RECORDS TO PROCESS —
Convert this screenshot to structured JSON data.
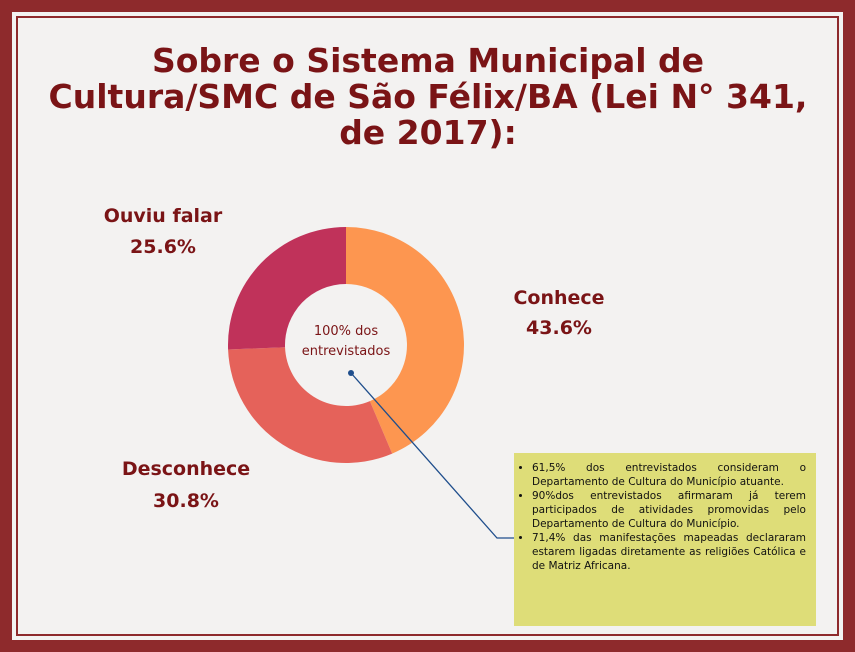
{
  "chart_data": {
    "type": "pie",
    "donut": true,
    "title": "Sobre o Sistema Municipal de Cultura/SMC de São Félix/BA (Lei N° 341, de 2017):",
    "title_lines": [
      "Sobre o Sistema Municipal de",
      "Cultura/SMC de São Félix/BA (Lei N° 341,",
      "de 2017):"
    ],
    "categories": [
      "Conhece",
      "Desconhece",
      "Ouviu falar"
    ],
    "values": [
      43.6,
      30.8,
      25.6
    ],
    "value_labels": [
      "43.6%",
      "30.8%",
      "25.6%"
    ],
    "colors": [
      "#fd9650",
      "#e5625a",
      "#c0325a"
    ],
    "center_text": [
      "100% dos",
      "entrevistados"
    ],
    "notes": [
      "61,5% dos entrevistados consideram o Departamento de Cultura do Município atuante.",
      "90%dos entrevistados afirmaram já terem participados de atividades promovidas pelo Departamento de Cultura do Município.",
      "71,4% das manifestações mapeadas declararam estarem ligadas diretamente as religiões Católica e de Matriz Africana."
    ]
  }
}
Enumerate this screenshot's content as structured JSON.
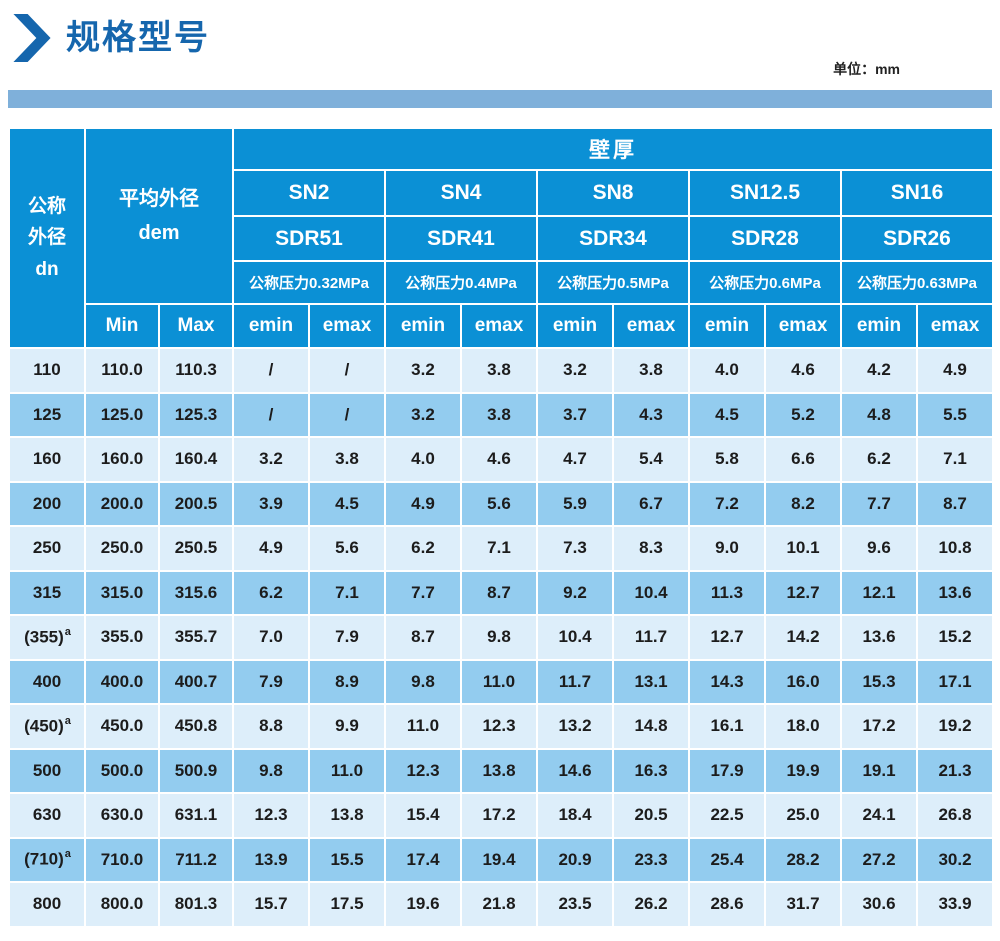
{
  "page": {
    "title": "规格型号",
    "unit_label": "单位：mm"
  },
  "colors": {
    "header_blue": "#0b90d5",
    "row_light": "#ddeefa",
    "row_medium": "#93ccef",
    "bar_blue": "#7fb0da",
    "title_blue": "#1566ad",
    "text_dark": "#1c1c1c"
  },
  "table": {
    "header": {
      "dn_lines": [
        "公称",
        "外径",
        "dn"
      ],
      "dem_lines": [
        "平均外径",
        "dem"
      ],
      "wall_thickness": "壁厚",
      "min_label": "Min",
      "max_label": "Max",
      "emin_label": "emin",
      "emax_label": "emax",
      "groups": [
        {
          "sn": "SN2",
          "sdr": "SDR51",
          "pressure": "公称压力0.32MPa"
        },
        {
          "sn": "SN4",
          "sdr": "SDR41",
          "pressure": "公称压力0.4MPa"
        },
        {
          "sn": "SN8",
          "sdr": "SDR34",
          "pressure": "公称压力0.5MPa"
        },
        {
          "sn": "SN12.5",
          "sdr": "SDR28",
          "pressure": "公称压力0.6MPa"
        },
        {
          "sn": "SN16",
          "sdr": "SDR26",
          "pressure": "公称压力0.63MPa"
        }
      ]
    },
    "rows": [
      {
        "dn": "110",
        "sup": "",
        "min": "110.0",
        "max": "110.3",
        "values": [
          "/",
          "/",
          "3.2",
          "3.8",
          "3.2",
          "3.8",
          "4.0",
          "4.6",
          "4.2",
          "4.9"
        ]
      },
      {
        "dn": "125",
        "sup": "",
        "min": "125.0",
        "max": "125.3",
        "values": [
          "/",
          "/",
          "3.2",
          "3.8",
          "3.7",
          "4.3",
          "4.5",
          "5.2",
          "4.8",
          "5.5"
        ]
      },
      {
        "dn": "160",
        "sup": "",
        "min": "160.0",
        "max": "160.4",
        "values": [
          "3.2",
          "3.8",
          "4.0",
          "4.6",
          "4.7",
          "5.4",
          "5.8",
          "6.6",
          "6.2",
          "7.1"
        ]
      },
      {
        "dn": "200",
        "sup": "",
        "min": "200.0",
        "max": "200.5",
        "values": [
          "3.9",
          "4.5",
          "4.9",
          "5.6",
          "5.9",
          "6.7",
          "7.2",
          "8.2",
          "7.7",
          "8.7"
        ]
      },
      {
        "dn": "250",
        "sup": "",
        "min": "250.0",
        "max": "250.5",
        "values": [
          "4.9",
          "5.6",
          "6.2",
          "7.1",
          "7.3",
          "8.3",
          "9.0",
          "10.1",
          "9.6",
          "10.8"
        ]
      },
      {
        "dn": "315",
        "sup": "",
        "min": "315.0",
        "max": "315.6",
        "values": [
          "6.2",
          "7.1",
          "7.7",
          "8.7",
          "9.2",
          "10.4",
          "11.3",
          "12.7",
          "12.1",
          "13.6"
        ]
      },
      {
        "dn": "(355)",
        "sup": "a",
        "min": "355.0",
        "max": "355.7",
        "values": [
          "7.0",
          "7.9",
          "8.7",
          "9.8",
          "10.4",
          "11.7",
          "12.7",
          "14.2",
          "13.6",
          "15.2"
        ]
      },
      {
        "dn": "400",
        "sup": "",
        "min": "400.0",
        "max": "400.7",
        "values": [
          "7.9",
          "8.9",
          "9.8",
          "11.0",
          "11.7",
          "13.1",
          "14.3",
          "16.0",
          "15.3",
          "17.1"
        ]
      },
      {
        "dn": "(450)",
        "sup": "a",
        "min": "450.0",
        "max": "450.8",
        "values": [
          "8.8",
          "9.9",
          "11.0",
          "12.3",
          "13.2",
          "14.8",
          "16.1",
          "18.0",
          "17.2",
          "19.2"
        ]
      },
      {
        "dn": "500",
        "sup": "",
        "min": "500.0",
        "max": "500.9",
        "values": [
          "9.8",
          "11.0",
          "12.3",
          "13.8",
          "14.6",
          "16.3",
          "17.9",
          "19.9",
          "19.1",
          "21.3"
        ]
      },
      {
        "dn": "630",
        "sup": "",
        "min": "630.0",
        "max": "631.1",
        "values": [
          "12.3",
          "13.8",
          "15.4",
          "17.2",
          "18.4",
          "20.5",
          "22.5",
          "25.0",
          "24.1",
          "26.8"
        ]
      },
      {
        "dn": "(710)",
        "sup": "a",
        "min": "710.0",
        "max": "711.2",
        "values": [
          "13.9",
          "15.5",
          "17.4",
          "19.4",
          "20.9",
          "23.3",
          "25.4",
          "28.2",
          "27.2",
          "30.2"
        ]
      },
      {
        "dn": "800",
        "sup": "",
        "min": "800.0",
        "max": "801.3",
        "values": [
          "15.7",
          "17.5",
          "19.6",
          "21.8",
          "23.5",
          "26.2",
          "28.6",
          "31.7",
          "30.6",
          "33.9"
        ]
      }
    ]
  }
}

WORK INSTRUCTIONS — Return the listing above unchanged, apart from dropping its pictures.

REPLY —
Convert this screenshot to structured JSON data.
{
  "chart_data": {
    "type": "pie",
    "donut": true,
    "title": "Sobre o Sistema Municipal de Cultura/SMC de São Félix/BA (Lei N° 341, de 2017):",
    "title_lines": [
      "Sobre o Sistema Municipal de",
      "Cultura/SMC de São Félix/BA (Lei N° 341,",
      "de 2017):"
    ],
    "categories": [
      "Conhece",
      "Desconhece",
      "Ouviu falar"
    ],
    "values": [
      43.6,
      30.8,
      25.6
    ],
    "value_labels": [
      "43.6%",
      "30.8%",
      "25.6%"
    ],
    "colors": [
      "#fd9650",
      "#e5625a",
      "#c0325a"
    ],
    "center_text": [
      "100% dos",
      "entrevistados"
    ],
    "notes": [
      "61,5% dos entrevistados consideram o Departamento de Cultura do Município atuante.",
      "90%dos entrevistados afirmaram já terem participados de atividades promovidas pelo Departamento de Cultura do Município.",
      "71,4% das manifestações mapeadas declararam estarem ligadas diretamente as religiões Católica e de Matriz Africana."
    ]
  }
}
Enumerate this screenshot's content as structured JSON.
{
  "page": {
    "title": "规格型号",
    "unit_label": "单位：mm"
  },
  "colors": {
    "header_blue": "#0b90d5",
    "row_light": "#ddeefa",
    "row_medium": "#93ccef",
    "bar_blue": "#7fb0da",
    "title_blue": "#1566ad",
    "text_dark": "#1c1c1c"
  },
  "table": {
    "header": {
      "dn_lines": [
        "公称",
        "外径",
        "dn"
      ],
      "dem_lines": [
        "平均外径",
        "dem"
      ],
      "wall_thickness": "壁厚",
      "min_label": "Min",
      "max_label": "Max",
      "emin_label": "emin",
      "emax_label": "emax",
      "groups": [
        {
          "sn": "SN2",
          "sdr": "SDR51",
          "pressure": "公称压力0.32MPa"
        },
        {
          "sn": "SN4",
          "sdr": "SDR41",
          "pressure": "公称压力0.4MPa"
        },
        {
          "sn": "SN8",
          "sdr": "SDR34",
          "pressure": "公称压力0.5MPa"
        },
        {
          "sn": "SN12.5",
          "sdr": "SDR28",
          "pressure": "公称压力0.6MPa"
        },
        {
          "sn": "SN16",
          "sdr": "SDR26",
          "pressure": "公称压力0.63MPa"
        }
      ]
    },
    "rows": [
      {
        "dn": "110",
        "sup": "",
        "min": "110.0",
        "max": "110.3",
        "values": [
          "/",
          "/",
          "3.2",
          "3.8",
          "3.2",
          "3.8",
          "4.0",
          "4.6",
          "4.2",
          "4.9"
        ]
      },
      {
        "dn": "125",
        "sup": "",
        "min": "125.0",
        "max": "125.3",
        "values": [
          "/",
          "/",
          "3.2",
          "3.8",
          "3.7",
          "4.3",
          "4.5",
          "5.2",
          "4.8",
          "5.5"
        ]
      },
      {
        "dn": "160",
        "sup": "",
        "min": "160.0",
        "max": "160.4",
        "values": [
          "3.2",
          "3.8",
          "4.0",
          "4.6",
          "4.7",
          "5.4",
          "5.8",
          "6.6",
          "6.2",
          "7.1"
        ]
      },
      {
        "dn": "200",
        "sup": "",
        "min": "200.0",
        "max": "200.5",
        "values": [
          "3.9",
          "4.5",
          "4.9",
          "5.6",
          "5.9",
          "6.7",
          "7.2",
          "8.2",
          "7.7",
          "8.7"
        ]
      },
      {
        "dn": "250",
        "sup": "",
        "min": "250.0",
        "max": "250.5",
        "values": [
          "4.9",
          "5.6",
          "6.2",
          "7.1",
          "7.3",
          "8.3",
          "9.0",
          "10.1",
          "9.6",
          "10.8"
        ]
      },
      {
        "dn": "315",
        "sup": "",
        "min": "315.0",
        "max": "315.6",
        "values": [
          "6.2",
          "7.1",
          "7.7",
          "8.7",
          "9.2",
          "10.4",
          "11.3",
          "12.7",
          "12.1",
          "13.6"
        ]
      },
      {
        "dn": "(355)",
        "sup": "a",
        "min": "355.0",
        "max": "355.7",
        "values": [
          "7.0",
          "7.9",
          "8.7",
          "9.8",
          "10.4",
          "11.7",
          "12.7",
          "14.2",
          "13.6",
          "15.2"
        ]
      },
      {
        "dn": "400",
        "sup": "",
        "min": "400.0",
        "max": "400.7",
        "values": [
          "7.9",
          "8.9",
          "9.8",
          "11.0",
          "11.7",
          "13.1",
          "14.3",
          "16.0",
          "15.3",
          "17.1"
        ]
      },
      {
        "dn": "(450)",
        "sup": "a",
        "min": "450.0",
        "max": "450.8",
        "values": [
          "8.8",
          "9.9",
          "11.0",
          "12.3",
          "13.2",
          "14.8",
          "16.1",
          "18.0",
          "17.2",
          "19.2"
        ]
      },
      {
        "dn": "500",
        "sup": "",
        "min": "500.0",
        "max": "500.9",
        "values": [
          "9.8",
          "11.0",
          "12.3",
          "13.8",
          "14.6",
          "16.3",
          "17.9",
          "19.9",
          "19.1",
          "21.3"
        ]
      },
      {
        "dn": "630",
        "sup": "",
        "min": "630.0",
        "max": "631.1",
        "values": [
          "12.3",
          "13.8",
          "15.4",
          "17.2",
          "18.4",
          "20.5",
          "22.5",
          "25.0",
          "24.1",
          "26.8"
        ]
      },
      {
        "dn": "(710)",
        "sup": "a",
        "min": "710.0",
        "max": "711.2",
        "values": [
          "13.9",
          "15.5",
          "17.4",
          "19.4",
          "20.9",
          "23.3",
          "25.4",
          "28.2",
          "27.2",
          "30.2"
        ]
      },
      {
        "dn": "800",
        "sup": "",
        "min": "800.0",
        "max": "801.3",
        "values": [
          "15.7",
          "17.5",
          "19.6",
          "21.8",
          "23.5",
          "26.2",
          "28.6",
          "31.7",
          "30.6",
          "33.9"
        ]
      }
    ]
  }
}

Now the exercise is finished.